Task prompt >>
Check every line below for the word "self" and copy the ones that have it.

Dataset records on visual material
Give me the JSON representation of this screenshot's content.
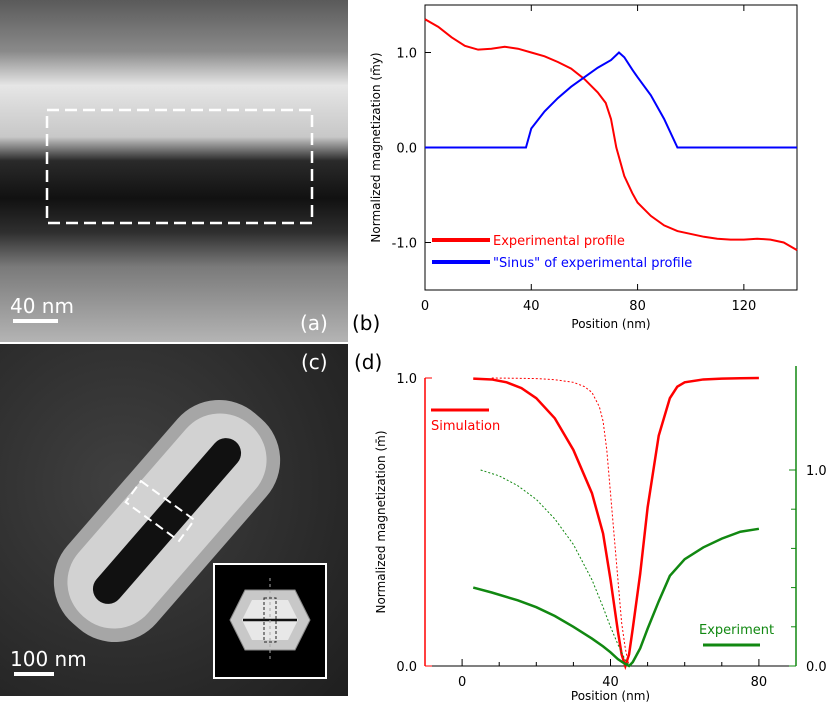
{
  "panels": {
    "a": {
      "label": "(a)",
      "scale_label": "40 nm"
    },
    "b": {
      "label": "(b)"
    },
    "c": {
      "label": "(c)",
      "scale_label": "100 nm"
    },
    "d": {
      "label": "(d)"
    }
  },
  "chart_data": [
    {
      "id": "b",
      "type": "line",
      "xlabel": "Position (nm)",
      "ylabel": "Normalized magnetization (m̄y)",
      "xlim": [
        0,
        140
      ],
      "ylim": [
        -1.5,
        1.5
      ],
      "xticks": [
        0,
        40,
        80,
        120
      ],
      "xtick_labels": [
        "0",
        "40",
        "80",
        "120"
      ],
      "yticks": [
        1.0,
        0.0,
        -1.0
      ],
      "ytick_labels": [
        "1.0",
        "0.0",
        "-1.0"
      ],
      "grid": false,
      "legend": "lower-left",
      "series": [
        {
          "name": "Experimental profile",
          "color": "#ff0000",
          "x": [
            0,
            5,
            10,
            15,
            20,
            25,
            30,
            35,
            40,
            45,
            50,
            55,
            60,
            65,
            68,
            70,
            72,
            75,
            78,
            80,
            85,
            90,
            95,
            100,
            105,
            110,
            115,
            120,
            125,
            130,
            135,
            140
          ],
          "y": [
            1.35,
            1.27,
            1.16,
            1.07,
            1.03,
            1.04,
            1.06,
            1.04,
            1.0,
            0.96,
            0.9,
            0.83,
            0.72,
            0.58,
            0.47,
            0.3,
            0.0,
            -0.3,
            -0.48,
            -0.58,
            -0.72,
            -0.82,
            -0.88,
            -0.91,
            -0.94,
            -0.96,
            -0.97,
            -0.97,
            -0.96,
            -0.97,
            -1.0,
            -1.08
          ]
        },
        {
          "name": "\"Sinus\" of experimental profile",
          "color": "#0000ff",
          "x": [
            0,
            38,
            40,
            45,
            50,
            55,
            60,
            65,
            70,
            73,
            75,
            78,
            80,
            85,
            90,
            95,
            140
          ],
          "y": [
            0.0,
            0.0,
            0.2,
            0.38,
            0.52,
            0.64,
            0.74,
            0.84,
            0.92,
            1.0,
            0.95,
            0.82,
            0.74,
            0.55,
            0.3,
            0.0,
            0.0
          ]
        }
      ]
    },
    {
      "id": "d",
      "type": "line",
      "xlabel": "Position (nm)",
      "ylabel": "Normalized magnetization (m̄)",
      "xlim": [
        -10,
        90
      ],
      "ylim": [
        0,
        1.0
      ],
      "xticks": [
        0,
        40,
        80
      ],
      "xtick_labels": [
        "0",
        "40",
        "80"
      ],
      "yticks": [
        0.0,
        1.0
      ],
      "ytick_labels": [
        "0.0",
        "1.0"
      ],
      "y2lim": [
        0,
        1.0
      ],
      "y2ticks": [
        0.0,
        1.0
      ],
      "y2tick_labels": [
        "0.0",
        "1.0"
      ],
      "grid": false,
      "series": [
        {
          "name": "Simulation",
          "color": "#ff0000",
          "style": "solid",
          "x": [
            3,
            8,
            12,
            16,
            20,
            25,
            30,
            35,
            38,
            40,
            42,
            43,
            44,
            45,
            46,
            48,
            50,
            53,
            56,
            58,
            60,
            65,
            70,
            75,
            80
          ],
          "y": [
            0.998,
            0.995,
            0.985,
            0.965,
            0.93,
            0.86,
            0.75,
            0.6,
            0.46,
            0.3,
            0.12,
            0.04,
            0.0,
            0.04,
            0.13,
            0.32,
            0.55,
            0.8,
            0.93,
            0.97,
            0.985,
            0.995,
            0.998,
            0.999,
            1.0
          ]
        },
        {
          "name": "",
          "color": "#ff0000",
          "style": "dotted",
          "x": [
            8,
            15,
            20,
            25,
            30,
            33,
            35,
            37,
            38,
            39,
            40,
            41,
            42,
            43,
            44,
            45
          ],
          "y": [
            1.0,
            0.999,
            0.998,
            0.994,
            0.985,
            0.97,
            0.95,
            0.9,
            0.85,
            0.75,
            0.6,
            0.45,
            0.3,
            0.15,
            0.06,
            0.0
          ]
        },
        {
          "name": "Experiment",
          "axis": "right",
          "color": "#118811",
          "style": "solid",
          "x": [
            3,
            8,
            15,
            20,
            25,
            30,
            35,
            38,
            40,
            42,
            44,
            45,
            46,
            48,
            50,
            53,
            56,
            60,
            65,
            70,
            75,
            80
          ],
          "y": [
            0.4,
            0.375,
            0.335,
            0.3,
            0.255,
            0.2,
            0.14,
            0.1,
            0.07,
            0.035,
            0.01,
            0.0,
            0.02,
            0.09,
            0.19,
            0.33,
            0.46,
            0.545,
            0.605,
            0.65,
            0.685,
            0.7
          ]
        },
        {
          "name": "",
          "axis": "right",
          "color": "#118811",
          "style": "dotted",
          "x": [
            5,
            10,
            15,
            20,
            25,
            30,
            35,
            38,
            40,
            42,
            44,
            45
          ],
          "y": [
            1.0,
            0.97,
            0.92,
            0.85,
            0.75,
            0.62,
            0.44,
            0.3,
            0.2,
            0.11,
            0.03,
            0.0
          ]
        }
      ]
    }
  ]
}
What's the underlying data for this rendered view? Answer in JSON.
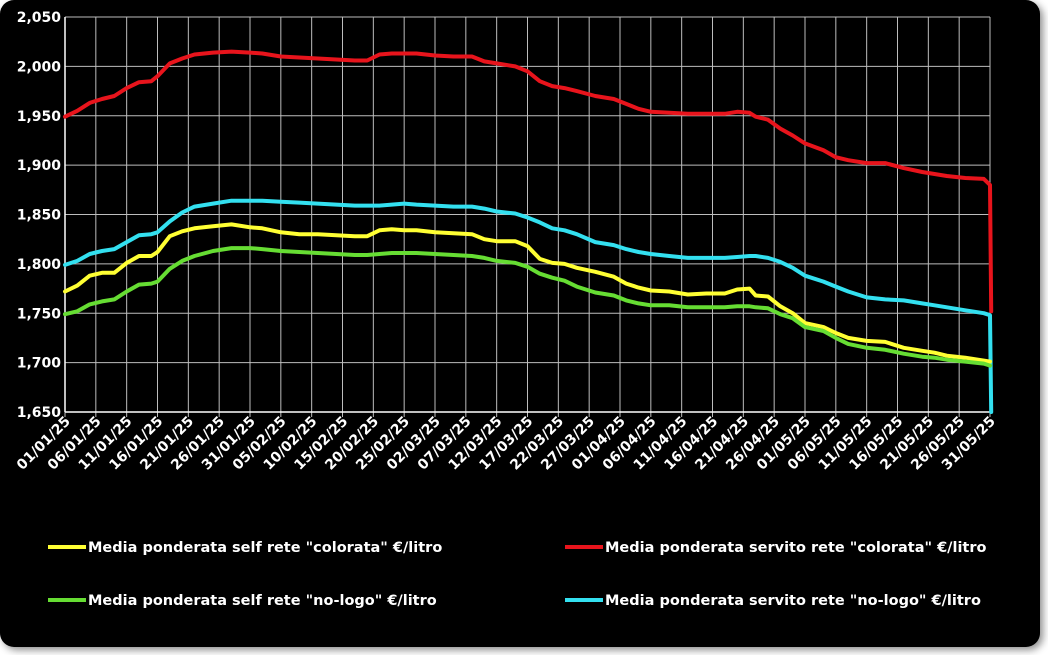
{
  "chart_data": {
    "type": "line",
    "title": "",
    "xlabel": "",
    "ylabel": "",
    "ylim": [
      1.65,
      2.05
    ],
    "grid": true,
    "legend_position": "bottom",
    "y_ticks": [
      "1,650",
      "1,700",
      "1,750",
      "1,800",
      "1,850",
      "1,900",
      "1,950",
      "2,000",
      "2,050"
    ],
    "x_ticks": [
      "01/01/25",
      "06/01/25",
      "11/01/25",
      "16/01/25",
      "21/01/25",
      "26/01/25",
      "31/01/25",
      "05/02/25",
      "10/02/25",
      "15/02/25",
      "20/02/25",
      "25/02/25",
      "02/03/25",
      "07/03/25",
      "12/03/25",
      "17/03/25",
      "22/03/25",
      "27/03/25",
      "01/04/25",
      "06/04/25",
      "11/04/25",
      "16/04/25",
      "21/04/25",
      "26/04/25",
      "01/05/25",
      "06/05/25",
      "11/05/25",
      "16/05/25",
      "21/05/25",
      "26/05/25",
      "31/05/25"
    ],
    "x_day_range": [
      0,
      150
    ],
    "series": [
      {
        "name": "Media ponderata self rete \"colorata\" €/litro",
        "color": "#ffff33",
        "points": [
          [
            0,
            1.772
          ],
          [
            2,
            1.778
          ],
          [
            4,
            1.788
          ],
          [
            6,
            1.791
          ],
          [
            8,
            1.791
          ],
          [
            10,
            1.801
          ],
          [
            12,
            1.808
          ],
          [
            14,
            1.808
          ],
          [
            15,
            1.812
          ],
          [
            17,
            1.828
          ],
          [
            19,
            1.833
          ],
          [
            21,
            1.836
          ],
          [
            24,
            1.838
          ],
          [
            27,
            1.84
          ],
          [
            30,
            1.837
          ],
          [
            32,
            1.836
          ],
          [
            35,
            1.832
          ],
          [
            38,
            1.83
          ],
          [
            41,
            1.83
          ],
          [
            44,
            1.829
          ],
          [
            47,
            1.828
          ],
          [
            49,
            1.828
          ],
          [
            51,
            1.834
          ],
          [
            53,
            1.835
          ],
          [
            55,
            1.834
          ],
          [
            57,
            1.834
          ],
          [
            60,
            1.832
          ],
          [
            63,
            1.831
          ],
          [
            66,
            1.83
          ],
          [
            68,
            1.825
          ],
          [
            70,
            1.823
          ],
          [
            73,
            1.823
          ],
          [
            75,
            1.818
          ],
          [
            77,
            1.805
          ],
          [
            79,
            1.801
          ],
          [
            81,
            1.8
          ],
          [
            83,
            1.796
          ],
          [
            86,
            1.792
          ],
          [
            89,
            1.787
          ],
          [
            91,
            1.78
          ],
          [
            93,
            1.776
          ],
          [
            95,
            1.773
          ],
          [
            98,
            1.772
          ],
          [
            101,
            1.769
          ],
          [
            104,
            1.77
          ],
          [
            107,
            1.77
          ],
          [
            109,
            1.774
          ],
          [
            111,
            1.775
          ],
          [
            112,
            1.768
          ],
          [
            114,
            1.767
          ],
          [
            116,
            1.757
          ],
          [
            118,
            1.75
          ],
          [
            120,
            1.74
          ],
          [
            123,
            1.736
          ],
          [
            125,
            1.73
          ],
          [
            127,
            1.725
          ],
          [
            130,
            1.722
          ],
          [
            133,
            1.721
          ],
          [
            136,
            1.715
          ],
          [
            139,
            1.712
          ],
          [
            141,
            1.71
          ],
          [
            143,
            1.707
          ],
          [
            146,
            1.705
          ],
          [
            149,
            1.702
          ],
          [
            150,
            1.701
          ]
        ]
      },
      {
        "name": "Media ponderata servito rete \"colorata\" €/litro",
        "color": "#e8141c",
        "points": [
          [
            0,
            1.949
          ],
          [
            2,
            1.955
          ],
          [
            4,
            1.963
          ],
          [
            6,
            1.967
          ],
          [
            8,
            1.97
          ],
          [
            10,
            1.978
          ],
          [
            12,
            1.984
          ],
          [
            14,
            1.985
          ],
          [
            15,
            1.99
          ],
          [
            17,
            2.003
          ],
          [
            19,
            2.008
          ],
          [
            21,
            2.012
          ],
          [
            24,
            2.014
          ],
          [
            27,
            2.015
          ],
          [
            30,
            2.014
          ],
          [
            32,
            2.013
          ],
          [
            35,
            2.01
          ],
          [
            38,
            2.009
          ],
          [
            41,
            2.008
          ],
          [
            44,
            2.007
          ],
          [
            47,
            2.006
          ],
          [
            49,
            2.006
          ],
          [
            51,
            2.012
          ],
          [
            53,
            2.013
          ],
          [
            55,
            2.013
          ],
          [
            57,
            2.013
          ],
          [
            60,
            2.011
          ],
          [
            63,
            2.01
          ],
          [
            66,
            2.01
          ],
          [
            68,
            2.005
          ],
          [
            70,
            2.003
          ],
          [
            73,
            2.0
          ],
          [
            75,
            1.995
          ],
          [
            77,
            1.985
          ],
          [
            79,
            1.98
          ],
          [
            81,
            1.978
          ],
          [
            83,
            1.975
          ],
          [
            86,
            1.97
          ],
          [
            89,
            1.967
          ],
          [
            91,
            1.962
          ],
          [
            93,
            1.957
          ],
          [
            95,
            1.954
          ],
          [
            98,
            1.953
          ],
          [
            101,
            1.952
          ],
          [
            104,
            1.952
          ],
          [
            107,
            1.952
          ],
          [
            109,
            1.954
          ],
          [
            111,
            1.953
          ],
          [
            112,
            1.949
          ],
          [
            114,
            1.946
          ],
          [
            116,
            1.937
          ],
          [
            118,
            1.93
          ],
          [
            120,
            1.922
          ],
          [
            123,
            1.915
          ],
          [
            125,
            1.908
          ],
          [
            127,
            1.905
          ],
          [
            130,
            1.902
          ],
          [
            133,
            1.902
          ],
          [
            136,
            1.897
          ],
          [
            139,
            1.893
          ],
          [
            141,
            1.891
          ],
          [
            143,
            1.889
          ],
          [
            146,
            1.887
          ],
          [
            149,
            1.886
          ],
          [
            150,
            1.88
          ],
          [
            150.2,
            1.752
          ]
        ]
      },
      {
        "name": "Media ponderata self rete \"no-logo\" €/litro",
        "color": "#66dd33",
        "points": [
          [
            0,
            1.749
          ],
          [
            2,
            1.752
          ],
          [
            4,
            1.759
          ],
          [
            6,
            1.762
          ],
          [
            8,
            1.764
          ],
          [
            10,
            1.772
          ],
          [
            12,
            1.779
          ],
          [
            14,
            1.78
          ],
          [
            15,
            1.782
          ],
          [
            17,
            1.795
          ],
          [
            19,
            1.803
          ],
          [
            21,
            1.808
          ],
          [
            24,
            1.813
          ],
          [
            27,
            1.816
          ],
          [
            30,
            1.816
          ],
          [
            32,
            1.815
          ],
          [
            35,
            1.813
          ],
          [
            38,
            1.812
          ],
          [
            41,
            1.811
          ],
          [
            44,
            1.81
          ],
          [
            47,
            1.809
          ],
          [
            49,
            1.809
          ],
          [
            51,
            1.81
          ],
          [
            53,
            1.811
          ],
          [
            55,
            1.811
          ],
          [
            57,
            1.811
          ],
          [
            60,
            1.81
          ],
          [
            63,
            1.809
          ],
          [
            66,
            1.808
          ],
          [
            68,
            1.806
          ],
          [
            70,
            1.803
          ],
          [
            73,
            1.801
          ],
          [
            75,
            1.797
          ],
          [
            77,
            1.79
          ],
          [
            79,
            1.786
          ],
          [
            81,
            1.783
          ],
          [
            83,
            1.777
          ],
          [
            86,
            1.771
          ],
          [
            89,
            1.768
          ],
          [
            91,
            1.763
          ],
          [
            93,
            1.76
          ],
          [
            95,
            1.758
          ],
          [
            98,
            1.758
          ],
          [
            101,
            1.756
          ],
          [
            104,
            1.756
          ],
          [
            107,
            1.756
          ],
          [
            109,
            1.757
          ],
          [
            111,
            1.757
          ],
          [
            112,
            1.756
          ],
          [
            114,
            1.755
          ],
          [
            116,
            1.749
          ],
          [
            118,
            1.745
          ],
          [
            120,
            1.736
          ],
          [
            123,
            1.732
          ],
          [
            125,
            1.725
          ],
          [
            127,
            1.719
          ],
          [
            130,
            1.715
          ],
          [
            133,
            1.713
          ],
          [
            136,
            1.709
          ],
          [
            139,
            1.706
          ],
          [
            141,
            1.705
          ],
          [
            143,
            1.703
          ],
          [
            146,
            1.701
          ],
          [
            149,
            1.699
          ],
          [
            150,
            1.697
          ]
        ]
      },
      {
        "name": "Media ponderata servito rete \"no-logo\" €/litro",
        "color": "#33e0f0",
        "points": [
          [
            0,
            1.799
          ],
          [
            2,
            1.803
          ],
          [
            4,
            1.81
          ],
          [
            6,
            1.813
          ],
          [
            8,
            1.815
          ],
          [
            10,
            1.822
          ],
          [
            12,
            1.829
          ],
          [
            14,
            1.83
          ],
          [
            15,
            1.832
          ],
          [
            17,
            1.843
          ],
          [
            19,
            1.852
          ],
          [
            21,
            1.858
          ],
          [
            24,
            1.861
          ],
          [
            27,
            1.864
          ],
          [
            30,
            1.864
          ],
          [
            32,
            1.864
          ],
          [
            35,
            1.863
          ],
          [
            38,
            1.862
          ],
          [
            41,
            1.861
          ],
          [
            44,
            1.86
          ],
          [
            47,
            1.859
          ],
          [
            49,
            1.859
          ],
          [
            51,
            1.859
          ],
          [
            53,
            1.86
          ],
          [
            55,
            1.861
          ],
          [
            57,
            1.86
          ],
          [
            60,
            1.859
          ],
          [
            63,
            1.858
          ],
          [
            66,
            1.858
          ],
          [
            68,
            1.856
          ],
          [
            70,
            1.853
          ],
          [
            73,
            1.851
          ],
          [
            75,
            1.847
          ],
          [
            77,
            1.842
          ],
          [
            79,
            1.836
          ],
          [
            81,
            1.834
          ],
          [
            83,
            1.83
          ],
          [
            86,
            1.822
          ],
          [
            89,
            1.819
          ],
          [
            91,
            1.815
          ],
          [
            93,
            1.812
          ],
          [
            95,
            1.81
          ],
          [
            98,
            1.808
          ],
          [
            101,
            1.806
          ],
          [
            104,
            1.806
          ],
          [
            107,
            1.806
          ],
          [
            109,
            1.807
          ],
          [
            111,
            1.808
          ],
          [
            112,
            1.808
          ],
          [
            114,
            1.806
          ],
          [
            116,
            1.802
          ],
          [
            118,
            1.796
          ],
          [
            120,
            1.788
          ],
          [
            123,
            1.782
          ],
          [
            125,
            1.777
          ],
          [
            127,
            1.772
          ],
          [
            130,
            1.766
          ],
          [
            133,
            1.764
          ],
          [
            136,
            1.763
          ],
          [
            139,
            1.76
          ],
          [
            141,
            1.758
          ],
          [
            143,
            1.756
          ],
          [
            146,
            1.753
          ],
          [
            149,
            1.75
          ],
          [
            150,
            1.748
          ],
          [
            150.2,
            1.65
          ]
        ]
      }
    ]
  },
  "legend": {
    "self_colorata": "Media ponderata self rete \"colorata\" €/litro",
    "servito_colorata": "Media ponderata servito rete \"colorata\" €/litro",
    "self_nologo": "Media ponderata self rete \"no-logo\" €/litro",
    "servito_nologo": "Media ponderata servito rete \"no-logo\" €/litro"
  }
}
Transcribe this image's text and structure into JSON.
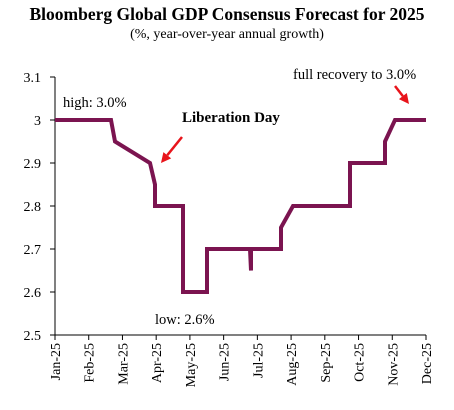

Solved problem >>
        "name": "Media ponderata self rete \"colorata\" €/litro",
        "name": "Media ponderata self rete \"no-logo\" €/litro",
    "self_colorata": "Media ponderata self rete \"colorata\" €/litro",
    "self_nologo": "Media ponderata self rete \"no-logo\" €/litro",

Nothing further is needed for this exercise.